→ WHAT IS BEING ASKED:
Find each line with the string "据此完成下面小题" and copy it.

→ INPUT RECORDS:
-*-

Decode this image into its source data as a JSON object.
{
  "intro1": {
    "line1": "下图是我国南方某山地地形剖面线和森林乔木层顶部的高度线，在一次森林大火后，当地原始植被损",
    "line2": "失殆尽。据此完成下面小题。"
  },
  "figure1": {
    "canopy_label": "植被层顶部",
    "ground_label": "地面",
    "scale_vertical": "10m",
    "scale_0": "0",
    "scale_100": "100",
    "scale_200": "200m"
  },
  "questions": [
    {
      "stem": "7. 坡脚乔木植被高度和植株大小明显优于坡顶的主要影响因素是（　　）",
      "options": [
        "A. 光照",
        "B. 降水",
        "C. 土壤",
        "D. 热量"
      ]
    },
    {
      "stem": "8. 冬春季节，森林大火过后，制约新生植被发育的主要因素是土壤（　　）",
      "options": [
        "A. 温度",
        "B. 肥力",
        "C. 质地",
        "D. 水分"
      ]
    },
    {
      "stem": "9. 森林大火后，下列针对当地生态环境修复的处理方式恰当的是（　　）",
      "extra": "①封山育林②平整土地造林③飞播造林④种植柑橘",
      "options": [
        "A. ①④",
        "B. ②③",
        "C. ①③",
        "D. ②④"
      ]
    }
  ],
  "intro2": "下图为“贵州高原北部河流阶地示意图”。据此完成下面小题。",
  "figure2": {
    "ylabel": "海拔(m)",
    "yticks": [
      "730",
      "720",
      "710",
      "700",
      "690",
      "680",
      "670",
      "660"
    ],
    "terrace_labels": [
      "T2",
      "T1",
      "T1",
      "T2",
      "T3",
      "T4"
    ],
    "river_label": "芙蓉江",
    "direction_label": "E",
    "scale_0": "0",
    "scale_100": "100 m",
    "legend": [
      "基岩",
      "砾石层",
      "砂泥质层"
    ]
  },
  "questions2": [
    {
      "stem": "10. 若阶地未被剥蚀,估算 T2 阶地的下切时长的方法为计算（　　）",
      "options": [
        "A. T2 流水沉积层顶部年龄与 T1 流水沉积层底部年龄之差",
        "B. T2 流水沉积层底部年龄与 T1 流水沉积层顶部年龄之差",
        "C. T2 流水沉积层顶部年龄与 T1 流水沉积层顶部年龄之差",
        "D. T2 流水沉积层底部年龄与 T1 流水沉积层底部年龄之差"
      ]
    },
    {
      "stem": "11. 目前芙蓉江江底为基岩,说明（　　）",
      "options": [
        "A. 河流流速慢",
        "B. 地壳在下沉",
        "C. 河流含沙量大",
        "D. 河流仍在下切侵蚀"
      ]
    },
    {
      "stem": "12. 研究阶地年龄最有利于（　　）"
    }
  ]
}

-*-

→ TASK RESPONSE:
    "line2": "失殆尽。据此完成下面小题。"
  "intro2": "下图为“贵州高原北部河流阶地示意图”。据此完成下面小题。",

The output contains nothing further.